STATED GOAL: Copy out each line of the material below with no changes.

ITEMS:
☆ ☆ ☆ ☆

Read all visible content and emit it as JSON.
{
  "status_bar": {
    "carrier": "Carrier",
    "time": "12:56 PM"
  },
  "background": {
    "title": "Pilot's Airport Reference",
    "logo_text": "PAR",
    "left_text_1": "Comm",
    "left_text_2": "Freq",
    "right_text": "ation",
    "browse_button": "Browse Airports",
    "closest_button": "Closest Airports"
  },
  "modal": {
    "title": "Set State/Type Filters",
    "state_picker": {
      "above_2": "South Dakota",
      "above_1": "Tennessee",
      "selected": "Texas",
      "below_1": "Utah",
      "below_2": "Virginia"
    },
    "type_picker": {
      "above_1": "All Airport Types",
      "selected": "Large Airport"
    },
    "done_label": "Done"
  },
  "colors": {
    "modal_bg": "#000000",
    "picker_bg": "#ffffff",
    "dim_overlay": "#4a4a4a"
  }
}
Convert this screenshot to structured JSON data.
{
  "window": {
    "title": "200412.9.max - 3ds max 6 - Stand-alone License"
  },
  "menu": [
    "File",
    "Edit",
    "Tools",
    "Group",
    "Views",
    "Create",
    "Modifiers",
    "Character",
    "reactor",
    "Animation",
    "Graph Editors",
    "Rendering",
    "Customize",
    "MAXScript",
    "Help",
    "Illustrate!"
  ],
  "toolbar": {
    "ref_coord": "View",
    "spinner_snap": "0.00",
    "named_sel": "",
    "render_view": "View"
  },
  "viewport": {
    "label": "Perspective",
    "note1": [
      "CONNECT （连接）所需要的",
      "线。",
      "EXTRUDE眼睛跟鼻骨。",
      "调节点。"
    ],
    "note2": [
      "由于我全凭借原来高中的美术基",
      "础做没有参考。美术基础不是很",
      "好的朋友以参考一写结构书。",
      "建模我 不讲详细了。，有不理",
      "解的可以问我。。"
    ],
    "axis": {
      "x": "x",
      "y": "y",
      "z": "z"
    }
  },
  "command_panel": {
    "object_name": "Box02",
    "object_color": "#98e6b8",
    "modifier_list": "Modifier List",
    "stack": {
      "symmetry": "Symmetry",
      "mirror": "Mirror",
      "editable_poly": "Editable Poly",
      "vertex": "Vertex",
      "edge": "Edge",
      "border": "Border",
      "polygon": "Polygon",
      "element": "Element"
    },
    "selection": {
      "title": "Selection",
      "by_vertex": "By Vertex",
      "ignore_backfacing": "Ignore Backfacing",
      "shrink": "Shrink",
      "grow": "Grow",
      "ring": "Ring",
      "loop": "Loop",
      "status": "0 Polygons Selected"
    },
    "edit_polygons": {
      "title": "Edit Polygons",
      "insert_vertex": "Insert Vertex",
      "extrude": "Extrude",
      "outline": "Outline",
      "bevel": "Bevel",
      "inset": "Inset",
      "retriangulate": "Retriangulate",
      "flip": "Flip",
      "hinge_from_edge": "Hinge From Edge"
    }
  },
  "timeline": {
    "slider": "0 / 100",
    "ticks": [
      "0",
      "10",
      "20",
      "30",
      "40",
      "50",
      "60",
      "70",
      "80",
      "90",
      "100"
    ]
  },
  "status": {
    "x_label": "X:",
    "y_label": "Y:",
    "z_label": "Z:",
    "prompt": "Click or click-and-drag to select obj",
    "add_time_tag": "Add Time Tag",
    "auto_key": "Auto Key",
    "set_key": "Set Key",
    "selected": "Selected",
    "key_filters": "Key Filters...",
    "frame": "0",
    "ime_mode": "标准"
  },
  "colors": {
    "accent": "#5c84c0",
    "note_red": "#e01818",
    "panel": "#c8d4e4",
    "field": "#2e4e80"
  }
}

☆ ☆ ☆ ☆

RESULT OF THE EXERCISE:
Read all visible content and emit it as JSON.
{
  "status_bar": {
    "carrier": "Carrier",
    "time": "12:56 PM"
  },
  "background": {
    "title": "Pilot's Airport Reference",
    "logo_text": "PAR",
    "left_text_1": "Comm",
    "left_text_2": "Freq",
    "right_text": "ation",
    "browse_button": "Browse Airports",
    "closest_button": "Closest Airports"
  },
  "modal": {
    "title": "Set State/Type Filters",
    "state_picker": {
      "above_2": "South Dakota",
      "above_1": "Tennessee",
      "selected": "Texas",
      "below_1": "Utah",
      "below_2": "Virginia"
    },
    "type_picker": {
      "above_1": "All Airport Types",
      "selected": "Large Airport"
    },
    "done_label": "Done"
  },
  "colors": {
    "modal_bg": "#000000",
    "picker_bg": "#ffffff",
    "dim_overlay": "#4a4a4a"
  }
}
Convert this screenshot to structured JSON data.
{
  "window": {
    "title": "200412.9.max - 3ds max 6 - Stand-alone License"
  },
  "menu": [
    "File",
    "Edit",
    "Tools",
    "Group",
    "Views",
    "Create",
    "Modifiers",
    "Character",
    "reactor",
    "Animation",
    "Graph Editors",
    "Rendering",
    "Customize",
    "MAXScript",
    "Help",
    "Illustrate!"
  ],
  "toolbar": {
    "ref_coord": "View",
    "spinner_snap": "0.00",
    "named_sel": "",
    "render_view": "View"
  },
  "viewport": {
    "label": "Perspective",
    "note1": [
      "CONNECT （连接）所需要的",
      "线。",
      "EXTRUDE眼睛跟鼻骨。",
      "调节点。"
    ],
    "note2": [
      "由于我全凭借原来高中的美术基",
      "础做没有参考。美术基础不是很",
      "好的朋友以参考一写结构书。",
      "建模我 不讲详细了。，有不理",
      "解的可以问我。。"
    ],
    "axis": {
      "x": "x",
      "y": "y",
      "z": "z"
    }
  },
  "command_panel": {
    "object_name": "Box02",
    "object_color": "#98e6b8",
    "modifier_list": "Modifier List",
    "stack": {
      "symmetry": "Symmetry",
      "mirror": "Mirror",
      "editable_poly": "Editable Poly",
      "vertex": "Vertex",
      "edge": "Edge",
      "border": "Border",
      "polygon": "Polygon",
      "element": "Element"
    },
    "selection": {
      "title": "Selection",
      "by_vertex": "By Vertex",
      "ignore_backfacing": "Ignore Backfacing",
      "shrink": "Shrink",
      "grow": "Grow",
      "ring": "Ring",
      "loop": "Loop",
      "status": "0 Polygons Selected"
    },
    "edit_polygons": {
      "title": "Edit Polygons",
      "insert_vertex": "Insert Vertex",
      "extrude": "Extrude",
      "outline": "Outline",
      "bevel": "Bevel",
      "inset": "Inset",
      "retriangulate": "Retriangulate",
      "flip": "Flip",
      "hinge_from_edge": "Hinge From Edge"
    }
  },
  "timeline": {
    "slider": "0 / 100",
    "ticks": [
      "0",
      "10",
      "20",
      "30",
      "40",
      "50",
      "60",
      "70",
      "80",
      "90",
      "100"
    ]
  },
  "status": {
    "x_label": "X:",
    "y_label": "Y:",
    "z_label": "Z:",
    "prompt": "Click or click-and-drag to select obj",
    "add_time_tag": "Add Time Tag",
    "auto_key": "Auto Key",
    "set_key": "Set Key",
    "selected": "Selected",
    "key_filters": "Key Filters...",
    "frame": "0",
    "ime_mode": "标准"
  },
  "colors": {
    "accent": "#5c84c0",
    "note_red": "#e01818",
    "panel": "#c8d4e4",
    "field": "#2e4e80"
  }
}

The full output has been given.